■ Page extract ■
= = = =

Google ads remarketing is a great way to target people who’ve already visited your website or viewed specific pages. This can be a huge benefit since you’re not just wasting money and resources advertising to people who may have no interest in what you have to offer—you’re targeting people who engaged with your business in some manner. And this increases the likelihood of getting a conversion.
Remarketing is the cornerstone of many digital campaigns. I can’t imagine any successful business which does not utilize remarketing capabilities. So let’s dig in.
Visitors who viewed a specific product
This audience works great with an e-commerce store. Even if you have a 3% conversion rate, that leaves 97% of people on the table, some of them will never convert, but others should be reminded about your offering.
#1 Visitors who viewed a particular product.
Google Ads offers dynamic remarketing based on your product feed. It either comes from a Merchant center, or you upload that feed yourself. Either way, people see ads with products that they have viewed on the website during their visit.
#2 Visitors who viewed a particular product category
Quite similar to the above, but in this case, you target people who have been browsing in a particular category. For example, you might target people who have been browsing men’s shoes. Your assumption here is that if someone browsed men’s shoes, they probably are in the market for them. So, with remarketing, you can try to bring those people back by showing what else you have. You can show related products, your best deals, or what’s on sale right now. Chances are, they didn’t see your entire website.
#3 Visitors who viewed a particular brand or product in the last 30 days, 60 days, 90 days, 180 days, or 365 days
Here, we’re focusing more on the timeframe. You can set the timeframe for when users will be in your remarketing audience. After that period, users will drop out of that audience and will not see your ads. Usually, this duration is based on your product sales cycle. If you know that most of your purchases happened within two weeks, then maybe it doesn’t make sense to show ads for 30 days.
On the other hand, sometimes people need more time to make a purchase decision. Your remarketing ads can help nudge them to make a purchase on your website.

= = = =

■ Boxed element entries ■
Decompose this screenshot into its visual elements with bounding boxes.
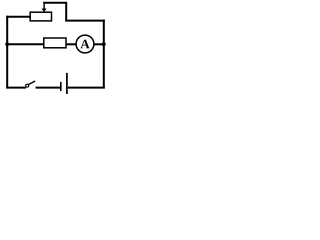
wire step horizontal: [65, 20, 105, 22]
node junction right: [102, 42, 106, 46]
wire switch to battery: [36, 87, 60, 89]
battery B1 long plate: [66, 73, 68, 94]
ammeter A1 circle: [76, 35, 94, 53]
node junction left: [5, 42, 9, 46]
wire bottom left: [6, 87, 26, 89]
wire resistor to ammeter: [66, 43, 77, 45]
wire left vertical: [6, 16, 8, 89]
switch S1 contact circle: [26, 84, 29, 87]
rheostat wiper arrow shaft: [43, 3, 45, 9]
wire top-left horizontal: [6, 16, 30, 18]
resistor R2 body: [44, 38, 66, 48]
wire step vertical: [65, 2, 67, 21]
switch S1 lever: [29, 81, 36, 85]
rheostat R1 body: [30, 12, 51, 21]
wire top horizontal: [43, 2, 66, 4]
wire battery to right: [68, 87, 105, 89]
battery B1 short plate: [60, 82, 62, 91]
ammeter A1 label: [80, 40, 89, 49]
wire ammeter to right: [94, 43, 105, 45]
rheostat wiper arrowhead: [42, 9, 47, 13]
wire right vertical: [103, 20, 105, 89]
wire middle left: [6, 43, 44, 45]
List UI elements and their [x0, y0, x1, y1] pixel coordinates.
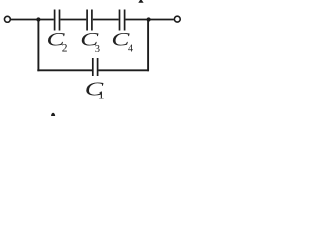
svg-text:3: 3: [95, 44, 100, 55]
wire: bottom left segment: [37, 69, 92, 71]
label C1: [85, 79, 105, 101]
wire: left vertical branch: [37, 20, 39, 72]
cropped glyph fragment at bottom edge: [51, 113, 55, 119]
wire: C2 to C3: [60, 19, 86, 21]
node B (top-right junction dot): [147, 17, 151, 21]
capacitor C1: [93, 58, 98, 76]
capacitor C2: [55, 10, 60, 31]
wire: left terminal to C2 left plate: [11, 19, 54, 21]
svg-text:2: 2: [62, 42, 68, 54]
label C3: [80, 29, 100, 55]
capacitor C3: [87, 10, 92, 31]
wire: bottom right segment: [98, 69, 149, 71]
terminal T1 (left open circle): [4, 16, 10, 22]
svg-text:4: 4: [128, 43, 133, 54]
cropped glyph fragment at top edge: [138, 0, 143, 3]
capacitor C4: [120, 10, 125, 31]
label C2: [47, 29, 68, 54]
svg-text:1: 1: [98, 89, 105, 101]
wire: C3 to C4: [93, 19, 119, 21]
label C4: [111, 29, 133, 54]
node A (top-left junction dot): [36, 17, 40, 21]
wire: right vertical branch: [147, 20, 149, 72]
terminal T2 (right open circle): [174, 16, 180, 22]
wire: C4 to right terminal: [126, 19, 174, 21]
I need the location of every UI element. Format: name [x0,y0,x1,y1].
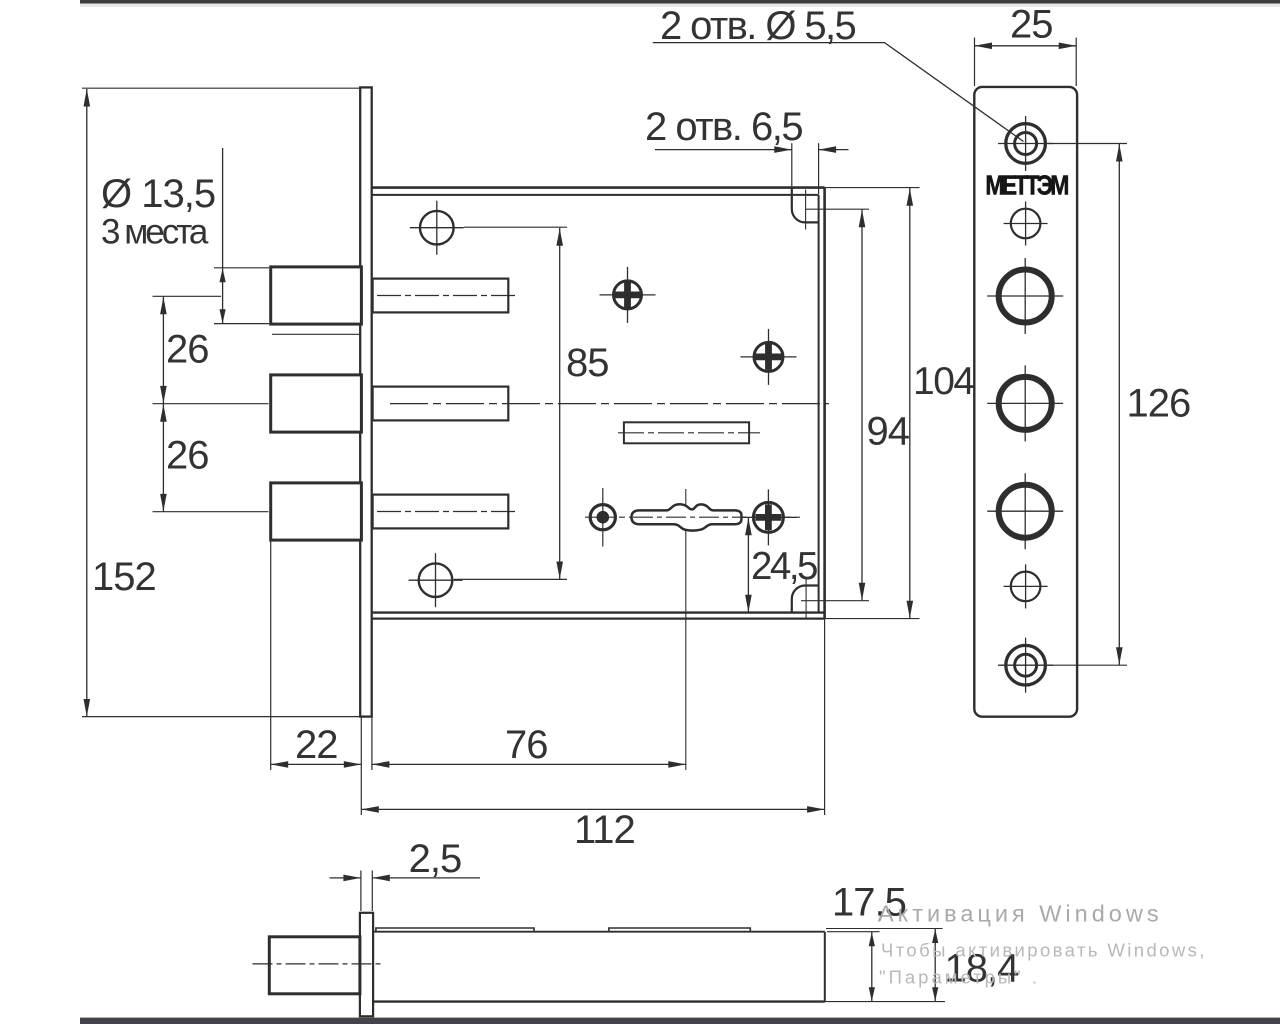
svg-text:26: 26 [166,434,209,478]
dim 26 ext upper [153,295,222,297]
dim 152 extension bottom [82,716,367,718]
corner hole top-right centerline [805,190,807,230]
case top outer edge [372,186,825,189]
deadbolt 2 (protruding, thick outline) [271,375,362,432]
dim 24.5 line [747,517,749,612]
dim 25 line [975,45,1077,47]
row 2 main centerline (dash-dot) [390,403,829,405]
side view bolt centerline [253,963,382,965]
dim 112 line [361,808,824,810]
bottom taskbar strip [80,1018,1280,1024]
dim 85 ext bottom [454,578,567,580]
side view case bottom extension [825,1001,945,1003]
side view case bottom edge [373,1000,825,1002]
dim 126 ext bottom [1048,664,1127,666]
deadbolt 3 shaft inside case [373,495,509,529]
svg-text:22: 22 [295,723,338,767]
dim 22 ext left [270,541,272,771]
faceplate left edge extension down [360,717,362,815]
side view cover tab 1 [376,928,534,932]
svg-text:3 места: 3 места [101,213,209,252]
dim 2otv65 line left [655,149,792,151]
svg-text:2,5: 2,5 [409,837,462,881]
svg-text:"Параметры" .: "Параметры" . [879,967,1040,988]
case right outer wall [823,188,826,619]
case top edge extension to 104 dim [825,187,920,189]
shaft 3 centerline [377,511,518,513]
dim 13.5 ext top [214,267,269,269]
dim 2.5 ext left [360,871,362,912]
row 2 centerline extension (left) [153,403,269,405]
phillips screw lower-right [740,516,796,518]
leader 2 otv d5.5 [653,43,1024,142]
dim 104 line [909,188,911,619]
dim 94 ext top [806,208,869,210]
shaft 1 centerline [377,295,518,297]
strike hole small lower [1004,585,1048,587]
svg-text:МЕТТЭМ: МЕТТЭМ [985,170,1068,201]
dim 17.5 line [871,932,873,1002]
svg-text:2 отв. Ø 5,5: 2 отв. Ø 5,5 [660,4,856,48]
dim 2otv65 line right [819,149,849,151]
dim 94 ext bottom [801,600,869,602]
dim 152 line [86,89,88,717]
dim 18.4 ext top [826,928,943,930]
dim 18.4 line [934,929,936,1002]
dim 13.5 line [222,148,224,323]
dim 2.5 ext right [371,871,373,912]
svg-text:85: 85 [566,341,609,385]
case right inner wall [818,195,820,613]
strike hole washer bottom [998,664,1053,666]
deadbolt 1 shaft inside case [373,279,509,313]
dim 22 line [271,763,362,765]
top window edge bar [80,0,1280,4]
corner hole bottom-right centerline [805,578,807,618]
dim 85 line [559,228,561,580]
mounting hole bottom-left (plain crosshair) [409,579,463,581]
dim 26 line upper [162,296,164,403]
guide line under deadbolt 1 [272,333,361,335]
dim 126 line [1118,144,1120,666]
side view cover tab 2 [609,928,750,932]
svg-text:104: 104 [913,360,974,403]
corner screw hole bottom-right (quarter view) [792,586,819,612]
svg-text:94: 94 [867,410,910,454]
key lever (key bit profile) [632,504,742,530]
strike plate body [974,87,1077,717]
dim 2.5 line right [372,877,480,879]
svg-text:2 отв. 6,5: 2 отв. 6,5 [645,105,802,149]
rivet (left of key lever) [590,505,615,530]
dim 2otv65 ext right [818,143,820,194]
deadbolt 1 (protruding, thick outline) [271,267,362,324]
svg-text:Активация Windows: Активация Windows [878,901,1163,927]
side view case right edge [824,932,826,1002]
phillips screw upper-middle [600,294,656,296]
deadbolt 2 shaft inside case [373,387,509,421]
svg-text:152: 152 [92,555,156,599]
svg-text:76: 76 [505,723,548,767]
dim 94 line [861,209,863,601]
dim 85 ext top [464,226,567,228]
side view case top edge [373,931,825,933]
dim 17.5 ext top [827,931,880,933]
dim 25 ext left [974,38,976,87]
case right edge extension down [824,619,826,815]
corner screw hole top-right (quarter view) [792,189,819,223]
key slot plate [624,422,749,443]
svg-text:Чтобы активировать Windows,: Чтобы активировать Windows, [881,940,1207,961]
dim 2.5 line left [330,877,361,879]
strike hole small upper [1004,223,1048,225]
svg-text:126: 126 [1127,382,1191,426]
faceplate (front plate, main view) [360,87,372,716]
dim 13.5 ext bottom [214,323,269,325]
side view faceplate [360,913,373,1017]
dim 126 ext top [1048,143,1127,145]
dim 26 ext lower [153,511,269,513]
dim 25 ext right [1075,38,1077,87]
key slot centerline [618,432,760,434]
keyhole axis vertical line [685,489,687,770]
case bottom edge extension to 104 dim [825,618,920,620]
phillips screw right [741,356,797,358]
faceplate right edge extension down [371,717,373,770]
case bottom outer edge [372,617,825,619]
lever row centerline [585,516,800,518]
strike hole large 2 [987,402,1063,404]
dim 26 line lower [162,404,164,512]
lever centerline overlay [633,516,740,518]
svg-text:26: 26 [166,328,209,372]
strike hole large 3 [987,510,1063,512]
strike hole large 1 [987,295,1063,297]
METTEM logo [985,170,1068,201]
mounting hole top-left (plain crosshair) [410,227,464,229]
dim 152 extension top [82,87,360,89]
svg-text:25: 25 [1010,3,1053,47]
strike hole washer top [998,143,1053,145]
case bottom inner edge [372,611,825,613]
dim 76 line [372,763,686,765]
dim 2otv65 ext left [791,143,793,208]
deadbolt 3 (protruding, thick outline) [271,483,362,540]
svg-text:24,5: 24,5 [751,545,817,588]
side view deadbolt [269,937,360,994]
svg-text:112: 112 [574,808,635,852]
svg-text:Ø 13,5: Ø 13,5 [101,172,215,216]
case top inner edge [372,194,819,196]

= = = =

■ Task requirements ■
A) Output the portion of the remarketing article that opens with the words containing "Google ads remarketing" and closes with "about your offering.", copied verbatim.
B) According to the remarketing article, where can the product feed used for dynamic remarketing come from?
C) Take the remarketing article further, picking up after its final sentence.
The records are separate material and unrelated to the remarketing article.

■ Task-by-task results ■
A)
Google ads remarketing is a great way to target people who’ve already visited your website or viewed specific pages. This can be a huge benefit since you’re not just wasting money and resources advertising to people who may have no interest in what you have to offer—you’re targeting people who engaged with your business in some manner. And this increases the likelihood of getting a conversion.
Remarketing is the cornerstone of many digital campaigns. I can’t imagine any successful business which does not utilize remarketing capabilities. So let’s dig in.
Visitors who viewed a specific product
This audience works great with an e-commerce store. Even if you have a 3% conversion rate, that leaves 97% of people on the table, some of them will never convert, but others should be reminded about your offering.

B) It comes either from a Merchant center or from a feed you upload yourself.

C)
Visitors who added a particular product to a shopping cart
Adding a product to a shopping cart is probably next to buying a product in terms of important actions. These people were very close to completing a purchase but left. They are also called cart abandoners. You can try getting them back with remarketing campaigns.
#4 Visitors who added products to a shopping cart and did not buy
Usually, you would have email notifications go out within an hour or so. But you can target those people with banners as well as soon as they leave your site. You might have seen ads with a message like “You forgot [product] in your cart.” This is where you can direct users back to their cart to finish the purchase. Important to remember that a product in your cart shouldn’t expire quickly.
You could also offer a discount when purchasing all of the products within a short period of time, say 2 hours.
#5 Visitors who added a particular brand to a shopping cart and did not buy
It’s the same as above, but you can experiment with ads. There is likely a reason why someone abandons your cart. Maybe you could offer related products from the same brand?
Works with product categories as well. You can try to cross-sell some of your products from the same of different categories.
Customers who viewed specific pages on your website
Each page on your website can be a signal that reveals users’ behavior. No matter if you sell anything on your site or not. A remarketing audience of people who viewed specific pages on your website might help you close that sale or increase engagement.
To set it up, use Google Analytics to find the top pages visited by unique visitors within the last 30 days (or whatever time period works best for you). Then, look at those pages and try to understand why people are visiting them. Sometimes, the answer will be quite clear, and other times, it might take a while to understand.
For example, your shipping policy page. If it’s visited often, then users want to know how much your shipping costs or where you ship. In any case, this is what we call a warm audience. A random person won’t be checking out your shipping policy. On the other hand, it might not be a good signal, and you probably need to think about how you can optimize your product page better so that users never leave it.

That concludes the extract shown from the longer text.